• **CONSIGNE A**:
D'après l'article sur le licenciement pour motif économique, combien de salariés doit concerner au minimum le projet de licenciement, dans une même période de 30 jours, pour que le caractère collectif soit rempli ?
• **CONSIGNE B**:
Dans l'article sur le licenciement pour motif économique, renvoyez mot pour mot le passage qui débute aux mots "La procédure de" et s'arrête après les mots "limiter le nombre[2].".
• **CONSIGNE C**:
Rédigez la suite de l'article sur le licenciement pour motif économique, en partant de sa dernière phrase.

• **EXTRAIT DU TEXTE**:

Quelles conséquences lorsque le motif économique invoqué par l’employeur au soutien du ou des licenciement(s) prononcé(s) résulte de sa propre faute ?
Témoignage

Parole d'expert :
Thomas ROBERT - Avocat
Uriel SANSY - Avocat associé
cabinet Factorhy Avocats

Selon le code du travail, constitue un licenciement pour motif économique le licenciement effectué par un employeur pour un ou plusieurs motifs non inhérents à la personne du salarié résultant d'une suppression ou transformation d'emploi ou d'une modification, refusée par le salarié, d'un élément essentiel du contrat de travail, consécutives notamment :
 

(i) à des difficultés économiques ;
(ii) à des mutations technologiques ;
(iii) à une réorganisation de l’entreprise nécessaire à la sauvegarde de la compétitivité ; ou
(iv) à une cessation d’activité de l’entreprise[1].

 

Une procédure de licenciement pour motif économique peut être individuelle ou collective. Le caractère collectif apparaît rempli dès lors que le projet de licenciement concerne au moins deux salariés dans une même période de 30 jours.

 

La procédure de licenciement collectif pour motif économique varie en fonction de l’effectif de l’entreprise et du nombre de salariés concernés. A titre d’illustration, dans l’hypothèse où le projet concernerait (i) au moins 10 salariés (ii) dans une même période de 30 jours (iii) dans les entreprises d’au moins cinquante salariés, un plan de sauvegarde de l’emploi doit être établi et mis en œuvre pour éviter les licenciements ou en limiter le nombre[2].

 

En tout état de cause, le bien-fondé du motif économique fera, en cas de contestation en justice, l’objet d’une appréciation par le juge.
 

Se pose alors la question des conséquences de la faute de l’employeur, qui se trouverait être à l’origine du motif économique mis en avant, dans l’appréciation du bien-fondé du ou des licenciements prononcés sur ce motif.
 

La Cour de cassation a déjà précisé que le licenciement prononcé sur le fondement du motif économique des difficultés économiques est sans cause réelle et sérieuse dès lors que lesdites difficultés économiques résultent d’agissements fautifs de l’employeur, allant au-delà des seules erreurs de gestion[3].

(Données de délimitation des régions)
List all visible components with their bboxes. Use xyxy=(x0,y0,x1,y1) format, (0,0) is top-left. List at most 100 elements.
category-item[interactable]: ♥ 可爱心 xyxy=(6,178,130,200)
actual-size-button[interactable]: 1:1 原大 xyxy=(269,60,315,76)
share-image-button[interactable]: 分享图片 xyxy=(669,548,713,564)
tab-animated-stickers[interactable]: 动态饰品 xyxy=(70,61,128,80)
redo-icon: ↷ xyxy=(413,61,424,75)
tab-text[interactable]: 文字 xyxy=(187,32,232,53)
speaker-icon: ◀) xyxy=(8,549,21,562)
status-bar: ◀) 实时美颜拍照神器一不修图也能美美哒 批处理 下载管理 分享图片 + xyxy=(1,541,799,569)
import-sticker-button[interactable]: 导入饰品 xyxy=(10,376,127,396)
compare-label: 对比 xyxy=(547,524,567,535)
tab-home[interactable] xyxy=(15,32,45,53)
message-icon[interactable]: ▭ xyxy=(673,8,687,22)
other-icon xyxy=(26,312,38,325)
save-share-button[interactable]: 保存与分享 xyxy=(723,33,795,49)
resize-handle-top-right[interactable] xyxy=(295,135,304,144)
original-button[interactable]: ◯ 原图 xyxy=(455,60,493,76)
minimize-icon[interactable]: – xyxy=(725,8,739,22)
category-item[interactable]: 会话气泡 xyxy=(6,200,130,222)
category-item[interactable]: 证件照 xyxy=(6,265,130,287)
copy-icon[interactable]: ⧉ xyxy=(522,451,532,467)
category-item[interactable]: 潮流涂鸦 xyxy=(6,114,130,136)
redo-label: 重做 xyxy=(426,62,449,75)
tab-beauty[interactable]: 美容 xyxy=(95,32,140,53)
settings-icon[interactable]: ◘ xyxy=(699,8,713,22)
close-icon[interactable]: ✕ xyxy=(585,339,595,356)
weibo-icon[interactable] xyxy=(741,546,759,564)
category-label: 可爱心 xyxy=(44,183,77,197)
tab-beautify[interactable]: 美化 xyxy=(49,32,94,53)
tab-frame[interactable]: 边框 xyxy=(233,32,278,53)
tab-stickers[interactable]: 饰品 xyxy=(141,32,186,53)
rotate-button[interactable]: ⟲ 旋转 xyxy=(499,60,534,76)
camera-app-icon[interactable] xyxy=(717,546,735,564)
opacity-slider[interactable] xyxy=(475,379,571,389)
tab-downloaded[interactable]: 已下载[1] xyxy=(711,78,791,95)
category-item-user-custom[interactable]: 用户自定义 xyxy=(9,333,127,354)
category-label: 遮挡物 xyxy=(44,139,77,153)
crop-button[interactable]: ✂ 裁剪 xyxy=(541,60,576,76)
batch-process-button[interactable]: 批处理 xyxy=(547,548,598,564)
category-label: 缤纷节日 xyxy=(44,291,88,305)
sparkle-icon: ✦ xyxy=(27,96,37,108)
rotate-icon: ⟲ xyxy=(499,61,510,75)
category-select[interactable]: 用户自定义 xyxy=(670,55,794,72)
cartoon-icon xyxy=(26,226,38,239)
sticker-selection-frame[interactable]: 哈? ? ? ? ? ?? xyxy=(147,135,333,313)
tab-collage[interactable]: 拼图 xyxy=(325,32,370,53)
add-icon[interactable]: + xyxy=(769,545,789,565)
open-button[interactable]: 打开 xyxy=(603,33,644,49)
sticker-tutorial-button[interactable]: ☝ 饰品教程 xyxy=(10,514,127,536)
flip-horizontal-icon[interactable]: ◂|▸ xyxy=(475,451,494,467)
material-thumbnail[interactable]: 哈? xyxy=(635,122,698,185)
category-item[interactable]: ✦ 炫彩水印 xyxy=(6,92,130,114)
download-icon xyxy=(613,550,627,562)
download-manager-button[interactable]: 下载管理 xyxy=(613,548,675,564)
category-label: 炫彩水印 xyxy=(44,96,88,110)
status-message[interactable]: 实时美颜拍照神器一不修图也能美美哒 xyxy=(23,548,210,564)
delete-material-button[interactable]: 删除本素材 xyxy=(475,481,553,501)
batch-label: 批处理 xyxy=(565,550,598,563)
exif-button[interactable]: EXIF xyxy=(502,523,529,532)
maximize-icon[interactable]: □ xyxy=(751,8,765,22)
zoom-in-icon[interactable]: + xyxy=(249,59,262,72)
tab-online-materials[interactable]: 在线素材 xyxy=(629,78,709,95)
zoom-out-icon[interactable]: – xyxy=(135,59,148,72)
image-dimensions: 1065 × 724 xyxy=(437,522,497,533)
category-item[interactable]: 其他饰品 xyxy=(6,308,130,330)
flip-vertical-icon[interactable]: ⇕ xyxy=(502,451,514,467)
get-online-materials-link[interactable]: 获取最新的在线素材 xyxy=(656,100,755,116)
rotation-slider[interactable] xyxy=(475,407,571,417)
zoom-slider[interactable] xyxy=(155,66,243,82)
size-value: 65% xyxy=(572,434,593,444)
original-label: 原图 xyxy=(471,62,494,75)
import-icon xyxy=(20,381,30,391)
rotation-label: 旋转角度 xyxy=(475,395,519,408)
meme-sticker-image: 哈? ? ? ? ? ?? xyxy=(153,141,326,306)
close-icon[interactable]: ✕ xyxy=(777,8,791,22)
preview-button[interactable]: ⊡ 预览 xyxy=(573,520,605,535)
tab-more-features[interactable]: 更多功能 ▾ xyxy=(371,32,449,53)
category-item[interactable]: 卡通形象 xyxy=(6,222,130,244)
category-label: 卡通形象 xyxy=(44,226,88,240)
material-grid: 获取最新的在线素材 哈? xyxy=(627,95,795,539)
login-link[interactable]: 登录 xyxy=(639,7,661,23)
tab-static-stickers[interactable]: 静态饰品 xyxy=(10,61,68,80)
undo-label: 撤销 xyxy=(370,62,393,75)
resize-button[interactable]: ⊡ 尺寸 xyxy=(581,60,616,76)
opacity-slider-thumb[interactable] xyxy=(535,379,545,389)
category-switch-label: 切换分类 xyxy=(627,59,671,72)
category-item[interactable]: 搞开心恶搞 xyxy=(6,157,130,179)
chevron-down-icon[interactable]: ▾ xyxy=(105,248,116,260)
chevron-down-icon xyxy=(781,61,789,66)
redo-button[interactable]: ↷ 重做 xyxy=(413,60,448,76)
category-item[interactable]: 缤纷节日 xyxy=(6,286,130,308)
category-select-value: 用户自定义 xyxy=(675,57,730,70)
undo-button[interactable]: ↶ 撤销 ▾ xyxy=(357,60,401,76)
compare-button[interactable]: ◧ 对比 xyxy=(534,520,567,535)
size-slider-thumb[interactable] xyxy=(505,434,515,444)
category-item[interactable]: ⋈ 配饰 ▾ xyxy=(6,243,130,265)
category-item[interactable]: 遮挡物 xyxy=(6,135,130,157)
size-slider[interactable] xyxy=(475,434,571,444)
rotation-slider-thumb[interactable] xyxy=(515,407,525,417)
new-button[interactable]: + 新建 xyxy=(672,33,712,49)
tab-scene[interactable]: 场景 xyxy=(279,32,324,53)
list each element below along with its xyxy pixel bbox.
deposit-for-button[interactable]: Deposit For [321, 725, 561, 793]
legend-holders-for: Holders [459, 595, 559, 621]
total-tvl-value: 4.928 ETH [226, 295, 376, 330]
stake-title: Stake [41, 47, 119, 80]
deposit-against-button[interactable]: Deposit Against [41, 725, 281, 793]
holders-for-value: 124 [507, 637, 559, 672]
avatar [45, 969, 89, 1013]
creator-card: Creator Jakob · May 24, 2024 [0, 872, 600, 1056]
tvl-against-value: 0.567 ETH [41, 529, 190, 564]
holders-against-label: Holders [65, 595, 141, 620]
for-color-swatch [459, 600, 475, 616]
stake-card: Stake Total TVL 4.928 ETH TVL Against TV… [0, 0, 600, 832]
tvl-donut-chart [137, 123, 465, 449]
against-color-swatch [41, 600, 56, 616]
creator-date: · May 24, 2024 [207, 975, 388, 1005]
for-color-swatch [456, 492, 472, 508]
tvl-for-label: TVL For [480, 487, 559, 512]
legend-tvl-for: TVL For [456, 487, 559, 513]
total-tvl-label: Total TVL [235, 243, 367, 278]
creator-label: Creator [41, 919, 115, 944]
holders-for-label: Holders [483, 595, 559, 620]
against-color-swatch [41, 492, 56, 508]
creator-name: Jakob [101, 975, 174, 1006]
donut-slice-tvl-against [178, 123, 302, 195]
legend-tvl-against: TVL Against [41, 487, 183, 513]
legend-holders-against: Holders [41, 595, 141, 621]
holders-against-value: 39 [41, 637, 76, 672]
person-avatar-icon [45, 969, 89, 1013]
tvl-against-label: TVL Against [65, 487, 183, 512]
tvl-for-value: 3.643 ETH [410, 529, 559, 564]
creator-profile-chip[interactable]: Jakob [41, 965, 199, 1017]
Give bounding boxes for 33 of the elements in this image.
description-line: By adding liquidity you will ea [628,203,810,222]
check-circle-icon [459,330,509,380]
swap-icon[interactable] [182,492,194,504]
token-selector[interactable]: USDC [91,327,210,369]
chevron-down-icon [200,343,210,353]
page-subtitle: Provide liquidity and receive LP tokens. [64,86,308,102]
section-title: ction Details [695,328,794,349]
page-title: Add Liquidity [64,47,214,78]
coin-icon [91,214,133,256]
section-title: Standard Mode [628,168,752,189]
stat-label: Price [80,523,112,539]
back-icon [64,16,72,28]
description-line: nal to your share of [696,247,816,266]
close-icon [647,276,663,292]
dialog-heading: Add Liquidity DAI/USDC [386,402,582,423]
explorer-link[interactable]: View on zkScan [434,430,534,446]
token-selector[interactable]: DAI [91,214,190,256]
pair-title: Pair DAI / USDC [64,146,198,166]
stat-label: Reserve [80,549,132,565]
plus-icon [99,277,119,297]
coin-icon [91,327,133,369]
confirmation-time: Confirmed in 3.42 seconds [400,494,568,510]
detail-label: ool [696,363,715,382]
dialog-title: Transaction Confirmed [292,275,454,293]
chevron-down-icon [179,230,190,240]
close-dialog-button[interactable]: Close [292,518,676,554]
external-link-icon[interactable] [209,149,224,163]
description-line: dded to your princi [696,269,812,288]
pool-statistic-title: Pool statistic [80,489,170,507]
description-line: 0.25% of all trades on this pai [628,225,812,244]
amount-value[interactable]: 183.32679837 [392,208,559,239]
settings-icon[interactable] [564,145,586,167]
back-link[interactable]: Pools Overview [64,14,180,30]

• **RÉPONSE FINALE A**:
Au moins deux salariés.

• **RÉPONSE FINALE B**:
La procédure de licenciement collectif pour motif économique varie en fonction de l’effectif de l’entreprise et du nombre de salariés concernés. A titre d’illustration, dans l’hypothèse où le projet concernerait (i) au moins 10 salariés (ii) dans une même période de 30 jours (iii) dans les entreprises d’au moins cinquante salariés, un plan de sauvegarde de l’emploi doit être établi et mis en œuvre pour éviter les licenciements ou en limiter le nombre[2].

• **RÉPONSE FINALE C**:
 

Cette règle a également vocation à s’appliquer au motif économique de la cessation d’activité dès lors que celle-ci résulte d’une faute ou d’une légèreté blâmable de l’employeur[4]. Cette solution a récemment été appliquée à l’hypothèse d’une cessation d’activité résultant d’une liquidation judiciaire de l’entreprise[5].

 

Se posait alors la question de savoir si cette solution était également applicable à celui de la réorganisation de l’entreprise nécessaire à la sauvegarde de sa compétitivité.

 

Par le biais d’un arrêt amené à une large publicité, la Cour de cassation a, pour la première fois, jugé le 4 novembre 2020 qu’une faute de l’employeur à l’origine de la menace pesant sur la compétitivité de l’entreprise rendant nécessaire sa réorganisation est susceptible de priver de cause réelle et sérieuse les licenciements prononcés[6].
 

La Cour de cassation a toutefois indiqué que l’erreur éventuellement commise dans l’appréciation du risque inhérent à tout choix de gestion ne caractérise pas à elle seule une telle faute[7].
 

Dans cette affaire, la Cour d’appel avait caractérisé la faute de l’employeur par « des décisions de mise à disposition de liquidités empêchant ou limitant les investissements nécessaires » lesquelles résultaient de remontées de dividendes de la société ayant procédé au licenciement pour motif économique vers la société holding. L’objectif de ces remontées était de permettre le remboursement d’un emprunt du groupe occasionné par une opération d’achat avec effet de levier (leverage buy-out).
 

La Cour de cassation n’a pas suivi ce raisonnement, considérant que ces motifs étaient insuffisants à caractériser la faute de l’employeur à l’origine de la menace pesant sur la compétitivité de l’entreprise.
 

Aussi, et dans l’appréciation de la faute éventuellement commise par l’employeur, la Cour de cassation veille à ce que le juge saisi d’une telle contestation n’effectue pas « un contrôle sur les choix de gestion de l’employeur »[8].
 

Il n’en reste pas moins que si l’employeur décide de procéder à un licenciement pour motif économique, c’est à la condition toutefois que ce motif ne résulte pas de sa propre faute.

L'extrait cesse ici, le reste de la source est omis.